Your goal:
Extract the lines that hold the string "error".

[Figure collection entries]
********
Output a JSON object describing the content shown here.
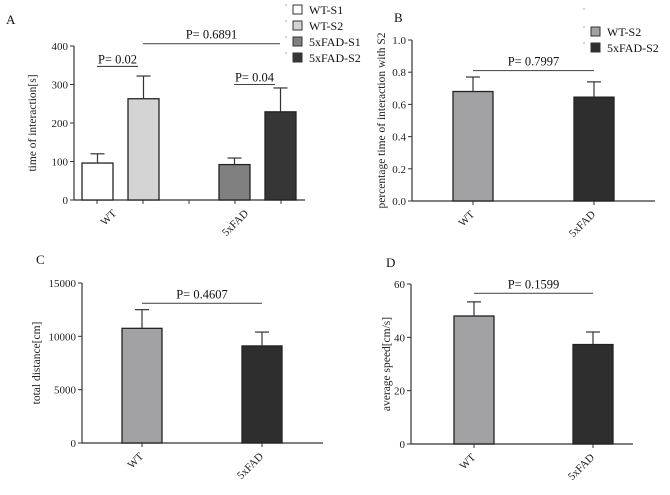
{
  "chart_data": [
    {
      "panel": "A",
      "type": "bar",
      "title": "",
      "xlabel": "",
      "ylabel": "time of interaction[s]",
      "ylim": [
        0,
        400
      ],
      "yticks": [
        0,
        100,
        200,
        300,
        400
      ],
      "categories": [
        "WT",
        "5xFAD"
      ],
      "grid": false,
      "legend_position": "top-right",
      "series": [
        {
          "name": "WT-S1",
          "color": "#ffffff",
          "group": "WT",
          "value": 96,
          "error": 24
        },
        {
          "name": "WT-S2",
          "color": "#d4d4d4",
          "group": "WT",
          "value": 263,
          "error": 59
        },
        {
          "name": "5xFAD-S1",
          "color": "#808080",
          "group": "5xFAD",
          "value": 92,
          "error": 17
        },
        {
          "name": "5xFAD-S2",
          "color": "#363636",
          "group": "5xFAD",
          "value": 229,
          "error": 62
        }
      ],
      "annotations": [
        {
          "text": "P= 0.02",
          "from": "WT-S1",
          "to": "WT-S2",
          "y": 347,
          "underlined": true
        },
        {
          "text": "P= 0.04",
          "from": "5xFAD-S1",
          "to": "5xFAD-S2",
          "y": 300,
          "underlined": true
        },
        {
          "text": "P= 0.6891",
          "from": "WT-S2",
          "to": "5xFAD-S2",
          "y": 406
        }
      ]
    },
    {
      "panel": "B",
      "type": "bar",
      "title": "",
      "xlabel": "",
      "ylabel": "percentage time of interaction with S2",
      "ylim": [
        0,
        1.0
      ],
      "yticks": [
        "0.0",
        "0.2",
        "0.4",
        "0.6",
        "0.8",
        "1.0"
      ],
      "categories": [
        "WT",
        "5xFAD"
      ],
      "grid": false,
      "legend_position": "top-right",
      "series": [
        {
          "name": "WT-S2",
          "color": "#a2a2a4",
          "value": 0.68,
          "error": 0.09
        },
        {
          "name": "5xFAD-S2",
          "color": "#2e2e2e",
          "value": 0.645,
          "error": 0.095
        }
      ],
      "annotations": [
        {
          "text": "P= 0.7997",
          "from": "WT",
          "to": "5xFAD",
          "y": 0.81
        }
      ]
    },
    {
      "panel": "C",
      "type": "bar",
      "title": "",
      "xlabel": "",
      "ylabel": "total distance[cm]",
      "ylim": [
        0,
        15000
      ],
      "yticks": [
        0,
        5000,
        10000,
        15000
      ],
      "categories": [
        "WT",
        "5xFAD"
      ],
      "grid": false,
      "series": [
        {
          "name": "WT",
          "color": "#a2a2a4",
          "value": 10750,
          "error": 1750
        },
        {
          "name": "5xFAD",
          "color": "#2e2e2e",
          "value": 9100,
          "error": 1300
        }
      ],
      "annotations": [
        {
          "text": "P= 0.4607",
          "from": "WT",
          "to": "5xFAD",
          "y": 13100
        }
      ]
    },
    {
      "panel": "D",
      "type": "bar",
      "title": "",
      "xlabel": "",
      "ylabel": "average speed[cm/s]",
      "ylim": [
        0,
        60
      ],
      "yticks": [
        0,
        20,
        40,
        60
      ],
      "categories": [
        "WT",
        "5xFAD"
      ],
      "grid": false,
      "series": [
        {
          "name": "WT",
          "color": "#a2a2a4",
          "value": 48,
          "error": 5.3
        },
        {
          "name": "5xFAD",
          "color": "#2e2e2e",
          "value": 37.3,
          "error": 4.7
        }
      ],
      "annotations": [
        {
          "text": "P= 0.1599",
          "from": "WT",
          "to": "5xFAD",
          "y": 56.5
        }
      ]
    }
  ]
}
********
Reply to the task:
          "error": 24
          "error": 59
          "error": 17
          "error": 62
          "error": 0.09
          "error": 0.095
          "error": 1750
          "error": 1300
          "error": 5.3
          "error": 4.7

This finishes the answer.